## Start Data section
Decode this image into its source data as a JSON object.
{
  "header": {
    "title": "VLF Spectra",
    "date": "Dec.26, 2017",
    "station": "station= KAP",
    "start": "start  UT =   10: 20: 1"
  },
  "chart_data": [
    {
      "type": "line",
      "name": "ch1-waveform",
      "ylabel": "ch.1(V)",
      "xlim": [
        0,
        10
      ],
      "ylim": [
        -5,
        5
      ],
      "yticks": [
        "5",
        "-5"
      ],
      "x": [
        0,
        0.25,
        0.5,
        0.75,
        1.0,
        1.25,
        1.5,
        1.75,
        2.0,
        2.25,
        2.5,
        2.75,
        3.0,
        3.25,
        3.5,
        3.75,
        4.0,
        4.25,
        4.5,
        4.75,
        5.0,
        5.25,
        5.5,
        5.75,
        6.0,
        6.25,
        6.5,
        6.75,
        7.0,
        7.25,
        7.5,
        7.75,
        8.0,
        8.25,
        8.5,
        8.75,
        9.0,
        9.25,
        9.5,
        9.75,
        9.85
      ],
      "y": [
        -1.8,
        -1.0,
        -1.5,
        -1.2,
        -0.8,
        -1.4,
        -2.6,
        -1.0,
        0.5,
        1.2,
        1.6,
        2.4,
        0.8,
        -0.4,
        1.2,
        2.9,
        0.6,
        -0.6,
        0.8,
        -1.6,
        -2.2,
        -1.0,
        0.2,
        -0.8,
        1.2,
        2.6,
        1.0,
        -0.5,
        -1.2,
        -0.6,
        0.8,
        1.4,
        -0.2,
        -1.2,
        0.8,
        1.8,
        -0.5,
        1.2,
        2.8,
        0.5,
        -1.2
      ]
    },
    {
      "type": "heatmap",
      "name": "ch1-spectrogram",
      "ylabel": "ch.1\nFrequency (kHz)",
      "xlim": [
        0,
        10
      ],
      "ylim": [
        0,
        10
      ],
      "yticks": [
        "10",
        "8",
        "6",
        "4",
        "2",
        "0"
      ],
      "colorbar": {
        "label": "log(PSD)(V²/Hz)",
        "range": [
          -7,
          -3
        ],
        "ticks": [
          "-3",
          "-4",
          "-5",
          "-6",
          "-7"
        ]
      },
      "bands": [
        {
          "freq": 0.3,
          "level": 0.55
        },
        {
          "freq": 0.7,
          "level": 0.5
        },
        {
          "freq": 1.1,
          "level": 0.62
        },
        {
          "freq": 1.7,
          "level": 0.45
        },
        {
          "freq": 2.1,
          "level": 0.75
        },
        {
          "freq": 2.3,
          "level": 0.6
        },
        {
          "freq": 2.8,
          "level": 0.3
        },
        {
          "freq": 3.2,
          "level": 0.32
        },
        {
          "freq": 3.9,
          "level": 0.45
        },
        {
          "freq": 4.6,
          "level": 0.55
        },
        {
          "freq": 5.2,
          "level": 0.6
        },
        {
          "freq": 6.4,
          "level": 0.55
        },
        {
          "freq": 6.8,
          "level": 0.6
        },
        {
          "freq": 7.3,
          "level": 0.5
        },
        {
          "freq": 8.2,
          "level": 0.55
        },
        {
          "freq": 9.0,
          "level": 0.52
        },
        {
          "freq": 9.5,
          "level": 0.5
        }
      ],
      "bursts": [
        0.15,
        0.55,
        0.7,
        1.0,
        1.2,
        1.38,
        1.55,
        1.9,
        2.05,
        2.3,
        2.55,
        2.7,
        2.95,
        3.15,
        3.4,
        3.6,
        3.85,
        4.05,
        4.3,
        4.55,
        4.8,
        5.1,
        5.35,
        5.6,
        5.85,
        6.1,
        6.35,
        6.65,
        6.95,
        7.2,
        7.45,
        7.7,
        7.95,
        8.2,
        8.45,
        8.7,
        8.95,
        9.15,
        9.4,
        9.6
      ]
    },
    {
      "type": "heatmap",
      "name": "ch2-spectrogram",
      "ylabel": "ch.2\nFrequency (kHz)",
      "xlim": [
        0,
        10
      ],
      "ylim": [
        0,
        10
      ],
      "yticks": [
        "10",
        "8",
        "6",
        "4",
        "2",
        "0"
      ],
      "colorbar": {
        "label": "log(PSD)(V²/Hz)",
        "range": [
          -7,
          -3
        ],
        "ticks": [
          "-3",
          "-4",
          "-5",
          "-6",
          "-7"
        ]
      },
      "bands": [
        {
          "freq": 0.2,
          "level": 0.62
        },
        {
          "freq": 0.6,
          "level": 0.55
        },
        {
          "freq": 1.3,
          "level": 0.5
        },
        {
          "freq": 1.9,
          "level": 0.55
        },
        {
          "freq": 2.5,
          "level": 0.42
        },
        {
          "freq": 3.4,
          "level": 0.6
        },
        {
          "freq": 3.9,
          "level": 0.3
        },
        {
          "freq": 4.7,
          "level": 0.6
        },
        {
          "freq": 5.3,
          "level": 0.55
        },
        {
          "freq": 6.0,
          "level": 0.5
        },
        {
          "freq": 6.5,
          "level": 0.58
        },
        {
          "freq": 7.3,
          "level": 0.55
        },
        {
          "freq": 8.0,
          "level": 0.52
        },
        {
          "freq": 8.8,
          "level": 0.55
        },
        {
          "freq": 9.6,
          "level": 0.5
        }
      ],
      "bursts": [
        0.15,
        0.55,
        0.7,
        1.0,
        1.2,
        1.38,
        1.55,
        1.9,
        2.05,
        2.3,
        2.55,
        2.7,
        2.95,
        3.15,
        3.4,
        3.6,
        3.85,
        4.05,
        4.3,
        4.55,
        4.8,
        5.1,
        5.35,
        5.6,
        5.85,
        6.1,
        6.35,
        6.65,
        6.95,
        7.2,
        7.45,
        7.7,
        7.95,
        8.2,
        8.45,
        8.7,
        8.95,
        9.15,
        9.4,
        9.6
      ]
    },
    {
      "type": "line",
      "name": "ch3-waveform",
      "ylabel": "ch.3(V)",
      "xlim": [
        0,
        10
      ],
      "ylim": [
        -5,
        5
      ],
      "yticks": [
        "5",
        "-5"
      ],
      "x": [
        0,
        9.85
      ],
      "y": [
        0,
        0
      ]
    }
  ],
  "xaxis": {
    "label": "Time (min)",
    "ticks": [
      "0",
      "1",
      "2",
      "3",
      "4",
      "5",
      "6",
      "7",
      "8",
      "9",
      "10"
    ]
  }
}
## End Data section
*Instructions for the task*. Quote each line above in full, word for word.

*Full output*.
Decode this image into its source data as a JSON object.
{
  "header": {
    "title": "VLF Spectra",
    "date": "Dec.26, 2017",
    "station": "station= KAP",
    "start": "start  UT =   10: 20: 1"
  },
  "chart_data": [
    {
      "type": "line",
      "name": "ch1-waveform",
      "ylabel": "ch.1(V)",
      "xlim": [
        0,
        10
      ],
      "ylim": [
        -5,
        5
      ],
      "yticks": [
        "5",
        "-5"
      ],
      "x": [
        0,
        0.25,
        0.5,
        0.75,
        1.0,
        1.25,
        1.5,
        1.75,
        2.0,
        2.25,
        2.5,
        2.75,
        3.0,
        3.25,
        3.5,
        3.75,
        4.0,
        4.25,
        4.5,
        4.75,
        5.0,
        5.25,
        5.5,
        5.75,
        6.0,
        6.25,
        6.5,
        6.75,
        7.0,
        7.25,
        7.5,
        7.75,
        8.0,
        8.25,
        8.5,
        8.75,
        9.0,
        9.25,
        9.5,
        9.75,
        9.85
      ],
      "y": [
        -1.8,
        -1.0,
        -1.5,
        -1.2,
        -0.8,
        -1.4,
        -2.6,
        -1.0,
        0.5,
        1.2,
        1.6,
        2.4,
        0.8,
        -0.4,
        1.2,
        2.9,
        0.6,
        -0.6,
        0.8,
        -1.6,
        -2.2,
        -1.0,
        0.2,
        -0.8,
        1.2,
        2.6,
        1.0,
        -0.5,
        -1.2,
        -0.6,
        0.8,
        1.4,
        -0.2,
        -1.2,
        0.8,
        1.8,
        -0.5,
        1.2,
        2.8,
        0.5,
        -1.2
      ]
    },
    {
      "type": "heatmap",
      "name": "ch1-spectrogram",
      "ylabel": "ch.1\nFrequency (kHz)",
      "xlim": [
        0,
        10
      ],
      "ylim": [
        0,
        10
      ],
      "yticks": [
        "10",
        "8",
        "6",
        "4",
        "2",
        "0"
      ],
      "colorbar": {
        "label": "log(PSD)(V²/Hz)",
        "range": [
          -7,
          -3
        ],
        "ticks": [
          "-3",
          "-4",
          "-5",
          "-6",
          "-7"
        ]
      },
      "bands": [
        {
          "freq": 0.3,
          "level": 0.55
        },
        {
          "freq": 0.7,
          "level": 0.5
        },
        {
          "freq": 1.1,
          "level": 0.62
        },
        {
          "freq": 1.7,
          "level": 0.45
        },
        {
          "freq": 2.1,
          "level": 0.75
        },
        {
          "freq": 2.3,
          "level": 0.6
        },
        {
          "freq": 2.8,
          "level": 0.3
        },
        {
          "freq": 3.2,
          "level": 0.32
        },
        {
          "freq": 3.9,
          "level": 0.45
        },
        {
          "freq": 4.6,
          "level": 0.55
        },
        {
          "freq": 5.2,
          "level": 0.6
        },
        {
          "freq": 6.4,
          "level": 0.55
        },
        {
          "freq": 6.8,
          "level": 0.6
        },
        {
          "freq": 7.3,
          "level": 0.5
        },
        {
          "freq": 8.2,
          "level": 0.55
        },
        {
          "freq": 9.0,
          "level": 0.52
        },
        {
          "freq": 9.5,
          "level": 0.5
        }
      ],
      "bursts": [
        0.15,
        0.55,
        0.7,
        1.0,
        1.2,
        1.38,
        1.55,
        1.9,
        2.05,
        2.3,
        2.55,
        2.7,
        2.95,
        3.15,
        3.4,
        3.6,
        3.85,
        4.05,
        4.3,
        4.55,
        4.8,
        5.1,
        5.35,
        5.6,
        5.85,
        6.1,
        6.35,
        6.65,
        6.95,
        7.2,
        7.45,
        7.7,
        7.95,
        8.2,
        8.45,
        8.7,
        8.95,
        9.15,
        9.4,
        9.6
      ]
    },
    {
      "type": "heatmap",
      "name": "ch2-spectrogram",
      "ylabel": "ch.2\nFrequency (kHz)",
      "xlim": [
        0,
        10
      ],
      "ylim": [
        0,
        10
      ],
      "yticks": [
        "10",
        "8",
        "6",
        "4",
        "2",
        "0"
      ],
      "colorbar": {
        "label": "log(PSD)(V²/Hz)",
        "range": [
          -7,
          -3
        ],
        "ticks": [
          "-3",
          "-4",
          "-5",
          "-6",
          "-7"
        ]
      },
      "bands": [
        {
          "freq": 0.2,
          "level": 0.62
        },
        {
          "freq": 0.6,
          "level": 0.55
        },
        {
          "freq": 1.3,
          "level": 0.5
        },
        {
          "freq": 1.9,
          "level": 0.55
        },
        {
          "freq": 2.5,
          "level": 0.42
        },
        {
          "freq": 3.4,
          "level": 0.6
        },
        {
          "freq": 3.9,
          "level": 0.3
        },
        {
          "freq": 4.7,
          "level": 0.6
        },
        {
          "freq": 5.3,
          "level": 0.55
        },
        {
          "freq": 6.0,
          "level": 0.5
        },
        {
          "freq": 6.5,
          "level": 0.58
        },
        {
          "freq": 7.3,
          "level": 0.55
        },
        {
          "freq": 8.0,
          "level": 0.52
        },
        {
          "freq": 8.8,
          "level": 0.55
        },
        {
          "freq": 9.6,
          "level": 0.5
        }
      ],
      "bursts": [
        0.15,
        0.55,
        0.7,
        1.0,
        1.2,
        1.38,
        1.55,
        1.9,
        2.05,
        2.3,
        2.55,
        2.7,
        2.95,
        3.15,
        3.4,
        3.6,
        3.85,
        4.05,
        4.3,
        4.55,
        4.8,
        5.1,
        5.35,
        5.6,
        5.85,
        6.1,
        6.35,
        6.65,
        6.95,
        7.2,
        7.45,
        7.7,
        7.95,
        8.2,
        8.45,
        8.7,
        8.95,
        9.15,
        9.4,
        9.6
      ]
    },
    {
      "type": "line",
      "name": "ch3-waveform",
      "ylabel": "ch.3(V)",
      "xlim": [
        0,
        10
      ],
      "ylim": [
        -5,
        5
      ],
      "yticks": [
        "5",
        "-5"
      ],
      "x": [
        0,
        9.85
      ],
      "y": [
        0,
        0
      ]
    }
  ],
  "xaxis": {
    "label": "Time (min)",
    "ticks": [
      "0",
      "1",
      "2",
      "3",
      "4",
      "5",
      "6",
      "7",
      "8",
      "9",
      "10"
    ]
  }
}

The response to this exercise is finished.